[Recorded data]
_ _ _ _

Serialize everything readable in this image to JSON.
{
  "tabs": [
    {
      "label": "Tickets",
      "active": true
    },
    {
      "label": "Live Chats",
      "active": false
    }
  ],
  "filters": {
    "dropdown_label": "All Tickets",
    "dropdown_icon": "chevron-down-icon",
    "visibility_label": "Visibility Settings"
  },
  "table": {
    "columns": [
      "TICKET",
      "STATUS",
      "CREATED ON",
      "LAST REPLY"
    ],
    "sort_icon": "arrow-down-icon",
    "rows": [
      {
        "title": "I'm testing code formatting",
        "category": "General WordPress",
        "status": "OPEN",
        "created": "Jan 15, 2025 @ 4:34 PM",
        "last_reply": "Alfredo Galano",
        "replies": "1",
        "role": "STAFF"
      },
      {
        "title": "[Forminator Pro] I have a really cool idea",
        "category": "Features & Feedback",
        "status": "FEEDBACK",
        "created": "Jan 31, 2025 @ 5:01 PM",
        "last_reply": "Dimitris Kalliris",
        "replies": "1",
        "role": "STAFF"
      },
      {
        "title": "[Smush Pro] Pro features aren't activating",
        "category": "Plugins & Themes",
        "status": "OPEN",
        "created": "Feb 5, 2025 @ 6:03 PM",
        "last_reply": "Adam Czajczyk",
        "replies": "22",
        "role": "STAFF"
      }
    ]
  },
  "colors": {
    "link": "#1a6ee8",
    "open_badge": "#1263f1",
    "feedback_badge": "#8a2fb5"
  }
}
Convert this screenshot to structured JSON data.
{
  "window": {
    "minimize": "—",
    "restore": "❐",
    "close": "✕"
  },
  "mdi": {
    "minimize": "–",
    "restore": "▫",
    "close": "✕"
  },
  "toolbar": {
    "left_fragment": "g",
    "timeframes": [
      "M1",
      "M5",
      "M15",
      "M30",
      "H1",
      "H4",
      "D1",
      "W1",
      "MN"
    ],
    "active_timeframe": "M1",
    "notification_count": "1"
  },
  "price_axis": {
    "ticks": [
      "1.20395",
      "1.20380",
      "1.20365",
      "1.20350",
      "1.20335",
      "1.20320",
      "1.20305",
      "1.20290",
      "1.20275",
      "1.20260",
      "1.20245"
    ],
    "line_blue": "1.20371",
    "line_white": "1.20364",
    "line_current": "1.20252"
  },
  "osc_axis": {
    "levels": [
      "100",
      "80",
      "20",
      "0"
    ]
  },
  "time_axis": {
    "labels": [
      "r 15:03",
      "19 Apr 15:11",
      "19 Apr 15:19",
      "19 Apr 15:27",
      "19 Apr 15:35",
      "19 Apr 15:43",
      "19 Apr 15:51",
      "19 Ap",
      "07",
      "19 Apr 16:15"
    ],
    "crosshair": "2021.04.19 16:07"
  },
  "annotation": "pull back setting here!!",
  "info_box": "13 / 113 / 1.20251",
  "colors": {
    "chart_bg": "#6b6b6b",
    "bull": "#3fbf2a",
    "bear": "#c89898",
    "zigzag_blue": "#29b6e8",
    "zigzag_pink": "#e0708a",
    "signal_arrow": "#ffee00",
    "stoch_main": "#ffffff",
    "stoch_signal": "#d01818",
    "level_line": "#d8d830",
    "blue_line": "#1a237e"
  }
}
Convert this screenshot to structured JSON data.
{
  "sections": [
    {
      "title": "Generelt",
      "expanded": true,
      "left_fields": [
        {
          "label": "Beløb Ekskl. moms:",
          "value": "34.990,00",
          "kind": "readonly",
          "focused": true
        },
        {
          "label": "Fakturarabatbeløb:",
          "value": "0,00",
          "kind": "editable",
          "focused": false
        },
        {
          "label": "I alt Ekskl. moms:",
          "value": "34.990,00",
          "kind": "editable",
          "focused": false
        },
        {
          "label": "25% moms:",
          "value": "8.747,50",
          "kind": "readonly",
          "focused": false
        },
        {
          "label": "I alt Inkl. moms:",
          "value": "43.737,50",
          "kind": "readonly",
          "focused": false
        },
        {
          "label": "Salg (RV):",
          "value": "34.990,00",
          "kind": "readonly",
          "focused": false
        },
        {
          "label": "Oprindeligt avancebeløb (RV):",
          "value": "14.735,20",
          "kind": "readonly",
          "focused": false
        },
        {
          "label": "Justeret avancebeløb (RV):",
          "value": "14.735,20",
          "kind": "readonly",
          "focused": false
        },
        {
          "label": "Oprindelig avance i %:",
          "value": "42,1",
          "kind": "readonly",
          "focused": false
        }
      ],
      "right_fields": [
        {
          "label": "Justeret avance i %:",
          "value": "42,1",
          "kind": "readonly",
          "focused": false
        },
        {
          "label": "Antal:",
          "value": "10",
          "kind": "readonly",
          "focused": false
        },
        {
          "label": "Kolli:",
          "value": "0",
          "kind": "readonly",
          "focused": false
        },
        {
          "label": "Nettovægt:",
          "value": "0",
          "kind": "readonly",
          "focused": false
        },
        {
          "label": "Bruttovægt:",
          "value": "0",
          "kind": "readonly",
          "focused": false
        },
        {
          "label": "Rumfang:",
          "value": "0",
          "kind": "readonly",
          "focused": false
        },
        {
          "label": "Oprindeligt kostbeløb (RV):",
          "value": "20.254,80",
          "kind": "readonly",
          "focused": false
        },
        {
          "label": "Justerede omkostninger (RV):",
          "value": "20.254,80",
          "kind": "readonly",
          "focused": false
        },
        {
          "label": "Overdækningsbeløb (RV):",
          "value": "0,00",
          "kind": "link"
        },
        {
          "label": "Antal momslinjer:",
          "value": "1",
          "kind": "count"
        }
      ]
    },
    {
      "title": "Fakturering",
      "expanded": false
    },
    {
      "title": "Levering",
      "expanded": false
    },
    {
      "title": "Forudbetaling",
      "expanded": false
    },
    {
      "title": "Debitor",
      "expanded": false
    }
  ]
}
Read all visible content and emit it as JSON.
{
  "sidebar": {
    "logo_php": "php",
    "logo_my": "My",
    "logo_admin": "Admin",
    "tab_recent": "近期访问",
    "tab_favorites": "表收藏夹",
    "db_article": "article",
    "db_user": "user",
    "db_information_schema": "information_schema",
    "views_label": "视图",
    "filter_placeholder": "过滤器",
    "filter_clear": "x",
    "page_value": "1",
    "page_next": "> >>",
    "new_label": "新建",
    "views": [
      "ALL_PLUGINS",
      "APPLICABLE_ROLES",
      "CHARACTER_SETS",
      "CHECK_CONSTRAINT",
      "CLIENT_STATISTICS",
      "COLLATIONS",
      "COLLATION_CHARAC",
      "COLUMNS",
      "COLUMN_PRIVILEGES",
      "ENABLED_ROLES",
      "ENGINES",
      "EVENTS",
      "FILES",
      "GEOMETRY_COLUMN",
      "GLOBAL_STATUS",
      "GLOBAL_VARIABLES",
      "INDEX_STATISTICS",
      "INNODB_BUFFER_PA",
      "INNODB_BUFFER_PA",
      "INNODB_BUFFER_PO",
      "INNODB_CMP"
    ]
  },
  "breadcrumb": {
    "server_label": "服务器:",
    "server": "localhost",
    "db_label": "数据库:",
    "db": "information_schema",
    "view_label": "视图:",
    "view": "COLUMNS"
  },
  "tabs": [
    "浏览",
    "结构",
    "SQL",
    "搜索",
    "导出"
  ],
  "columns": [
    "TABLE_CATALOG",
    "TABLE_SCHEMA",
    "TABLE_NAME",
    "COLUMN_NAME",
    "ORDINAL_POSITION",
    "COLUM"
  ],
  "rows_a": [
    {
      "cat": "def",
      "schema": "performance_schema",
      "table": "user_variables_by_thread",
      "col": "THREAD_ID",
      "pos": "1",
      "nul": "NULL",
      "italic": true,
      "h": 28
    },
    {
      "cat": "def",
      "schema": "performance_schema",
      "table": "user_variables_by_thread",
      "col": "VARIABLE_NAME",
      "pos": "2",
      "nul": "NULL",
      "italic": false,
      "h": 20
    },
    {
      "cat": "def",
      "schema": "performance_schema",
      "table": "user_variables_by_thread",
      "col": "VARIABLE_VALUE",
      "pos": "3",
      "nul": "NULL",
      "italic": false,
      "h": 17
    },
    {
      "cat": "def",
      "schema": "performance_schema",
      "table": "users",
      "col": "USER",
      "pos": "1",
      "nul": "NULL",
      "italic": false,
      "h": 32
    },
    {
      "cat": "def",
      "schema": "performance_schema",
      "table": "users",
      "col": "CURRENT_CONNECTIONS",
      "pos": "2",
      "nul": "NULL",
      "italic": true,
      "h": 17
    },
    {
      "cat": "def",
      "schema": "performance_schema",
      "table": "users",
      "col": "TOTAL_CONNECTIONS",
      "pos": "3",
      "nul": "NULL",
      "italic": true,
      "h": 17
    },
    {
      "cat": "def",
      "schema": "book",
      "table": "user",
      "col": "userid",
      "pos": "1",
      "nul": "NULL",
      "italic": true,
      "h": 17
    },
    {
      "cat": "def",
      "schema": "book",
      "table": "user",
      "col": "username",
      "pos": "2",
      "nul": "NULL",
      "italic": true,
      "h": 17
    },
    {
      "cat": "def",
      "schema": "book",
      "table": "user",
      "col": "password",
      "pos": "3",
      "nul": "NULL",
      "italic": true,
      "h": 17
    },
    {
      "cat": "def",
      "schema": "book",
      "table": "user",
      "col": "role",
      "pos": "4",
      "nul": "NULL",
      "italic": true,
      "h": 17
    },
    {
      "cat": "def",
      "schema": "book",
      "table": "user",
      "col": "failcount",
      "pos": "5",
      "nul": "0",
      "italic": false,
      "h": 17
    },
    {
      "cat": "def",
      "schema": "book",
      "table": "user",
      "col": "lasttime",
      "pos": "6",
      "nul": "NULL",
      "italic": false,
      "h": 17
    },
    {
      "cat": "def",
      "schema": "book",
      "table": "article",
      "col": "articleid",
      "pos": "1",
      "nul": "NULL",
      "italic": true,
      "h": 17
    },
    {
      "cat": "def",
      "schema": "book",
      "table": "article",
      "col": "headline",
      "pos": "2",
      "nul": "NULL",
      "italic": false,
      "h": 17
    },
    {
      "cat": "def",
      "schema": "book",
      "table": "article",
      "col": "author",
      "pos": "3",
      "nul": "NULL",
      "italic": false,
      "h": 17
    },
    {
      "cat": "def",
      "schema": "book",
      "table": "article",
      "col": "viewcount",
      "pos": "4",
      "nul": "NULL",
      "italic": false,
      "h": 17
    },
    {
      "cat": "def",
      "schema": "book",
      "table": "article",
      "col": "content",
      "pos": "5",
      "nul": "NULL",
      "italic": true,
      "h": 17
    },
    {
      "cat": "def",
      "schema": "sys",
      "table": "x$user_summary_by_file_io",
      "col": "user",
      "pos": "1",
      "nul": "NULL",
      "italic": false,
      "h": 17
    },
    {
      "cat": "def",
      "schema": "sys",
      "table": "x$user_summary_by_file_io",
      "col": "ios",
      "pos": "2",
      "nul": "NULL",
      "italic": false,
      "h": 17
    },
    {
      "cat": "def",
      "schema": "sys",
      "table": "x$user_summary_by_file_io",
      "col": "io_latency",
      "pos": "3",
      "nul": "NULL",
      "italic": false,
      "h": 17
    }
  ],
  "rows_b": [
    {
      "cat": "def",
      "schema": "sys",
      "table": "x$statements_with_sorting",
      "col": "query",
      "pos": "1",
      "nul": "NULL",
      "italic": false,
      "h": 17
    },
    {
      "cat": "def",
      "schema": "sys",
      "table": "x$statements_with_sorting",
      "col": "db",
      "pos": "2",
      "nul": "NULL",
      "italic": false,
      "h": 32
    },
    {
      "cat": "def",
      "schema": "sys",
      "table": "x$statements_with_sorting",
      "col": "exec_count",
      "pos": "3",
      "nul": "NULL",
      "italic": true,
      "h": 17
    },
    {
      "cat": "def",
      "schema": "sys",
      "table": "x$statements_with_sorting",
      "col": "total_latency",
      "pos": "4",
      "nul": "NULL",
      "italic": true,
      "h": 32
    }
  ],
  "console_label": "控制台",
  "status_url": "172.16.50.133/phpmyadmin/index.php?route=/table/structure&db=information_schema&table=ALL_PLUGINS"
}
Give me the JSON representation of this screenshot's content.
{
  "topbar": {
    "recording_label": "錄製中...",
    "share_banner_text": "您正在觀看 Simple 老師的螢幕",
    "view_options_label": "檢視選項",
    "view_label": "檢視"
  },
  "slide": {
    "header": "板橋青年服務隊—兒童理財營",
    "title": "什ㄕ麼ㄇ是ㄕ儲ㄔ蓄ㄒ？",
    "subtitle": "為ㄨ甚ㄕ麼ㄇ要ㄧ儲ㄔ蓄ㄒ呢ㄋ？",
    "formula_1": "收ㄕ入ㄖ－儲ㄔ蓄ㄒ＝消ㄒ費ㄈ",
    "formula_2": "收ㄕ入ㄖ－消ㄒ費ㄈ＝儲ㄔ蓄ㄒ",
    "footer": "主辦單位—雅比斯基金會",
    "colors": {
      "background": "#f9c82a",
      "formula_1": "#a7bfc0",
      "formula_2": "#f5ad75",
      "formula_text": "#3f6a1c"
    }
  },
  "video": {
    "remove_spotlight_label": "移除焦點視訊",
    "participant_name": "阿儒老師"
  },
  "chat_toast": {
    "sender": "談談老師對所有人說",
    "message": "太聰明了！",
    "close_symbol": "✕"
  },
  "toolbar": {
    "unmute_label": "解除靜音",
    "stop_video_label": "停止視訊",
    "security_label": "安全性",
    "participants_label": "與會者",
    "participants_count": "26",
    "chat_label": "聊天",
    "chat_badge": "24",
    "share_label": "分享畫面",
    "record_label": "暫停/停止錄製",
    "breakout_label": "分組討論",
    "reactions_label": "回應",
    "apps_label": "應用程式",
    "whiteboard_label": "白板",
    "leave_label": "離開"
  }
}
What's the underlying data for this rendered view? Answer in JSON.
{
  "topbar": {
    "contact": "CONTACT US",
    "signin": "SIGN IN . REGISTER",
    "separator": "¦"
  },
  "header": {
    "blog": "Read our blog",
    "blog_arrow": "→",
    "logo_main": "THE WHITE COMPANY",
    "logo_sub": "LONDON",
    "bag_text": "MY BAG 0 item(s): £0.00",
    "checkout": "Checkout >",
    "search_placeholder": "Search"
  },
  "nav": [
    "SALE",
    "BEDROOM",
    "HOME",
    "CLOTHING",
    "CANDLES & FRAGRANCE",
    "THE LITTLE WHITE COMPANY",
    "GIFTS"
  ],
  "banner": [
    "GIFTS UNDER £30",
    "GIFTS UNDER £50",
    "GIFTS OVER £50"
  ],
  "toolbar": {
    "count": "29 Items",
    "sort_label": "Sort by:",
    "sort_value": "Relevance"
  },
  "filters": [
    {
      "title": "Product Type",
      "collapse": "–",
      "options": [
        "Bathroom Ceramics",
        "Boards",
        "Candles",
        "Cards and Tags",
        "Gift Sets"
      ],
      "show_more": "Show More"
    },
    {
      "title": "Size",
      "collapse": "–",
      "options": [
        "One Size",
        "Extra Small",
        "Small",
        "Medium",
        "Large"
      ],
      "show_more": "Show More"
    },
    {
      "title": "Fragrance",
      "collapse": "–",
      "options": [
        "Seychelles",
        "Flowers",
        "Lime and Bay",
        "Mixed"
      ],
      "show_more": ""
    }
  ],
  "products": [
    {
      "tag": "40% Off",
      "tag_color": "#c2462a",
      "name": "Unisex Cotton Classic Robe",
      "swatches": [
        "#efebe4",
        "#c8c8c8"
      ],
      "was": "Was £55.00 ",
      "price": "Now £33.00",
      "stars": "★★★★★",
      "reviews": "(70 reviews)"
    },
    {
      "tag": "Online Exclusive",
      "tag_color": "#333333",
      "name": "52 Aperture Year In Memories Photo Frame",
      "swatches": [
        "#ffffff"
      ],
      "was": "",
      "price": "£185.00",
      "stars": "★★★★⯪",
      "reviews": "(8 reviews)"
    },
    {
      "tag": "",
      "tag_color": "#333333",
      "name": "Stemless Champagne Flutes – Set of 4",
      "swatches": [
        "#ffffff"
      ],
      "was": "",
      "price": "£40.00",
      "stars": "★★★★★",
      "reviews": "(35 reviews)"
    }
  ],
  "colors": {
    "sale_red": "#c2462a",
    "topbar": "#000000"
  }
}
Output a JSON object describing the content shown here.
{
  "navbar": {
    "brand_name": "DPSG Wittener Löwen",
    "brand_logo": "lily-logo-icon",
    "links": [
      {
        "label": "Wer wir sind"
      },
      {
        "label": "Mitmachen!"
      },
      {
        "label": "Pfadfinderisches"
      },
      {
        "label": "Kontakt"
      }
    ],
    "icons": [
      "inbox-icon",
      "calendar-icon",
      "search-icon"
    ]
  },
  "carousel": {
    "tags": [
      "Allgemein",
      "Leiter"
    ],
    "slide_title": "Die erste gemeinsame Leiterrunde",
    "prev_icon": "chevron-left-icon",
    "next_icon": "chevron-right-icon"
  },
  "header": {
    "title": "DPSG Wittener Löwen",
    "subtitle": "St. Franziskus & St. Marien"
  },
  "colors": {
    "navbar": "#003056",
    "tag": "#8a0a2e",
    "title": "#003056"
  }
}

_ _ _ _

Copy all lines from the data that hold the word "subtitle".

    "subtitle": "為ㄨ甚ㄕ麼ㄇ要ㄧ儲ㄔ蓄ㄒ呢ㄋ？",
    "subtitle": "St. Franziskus & St. Marien"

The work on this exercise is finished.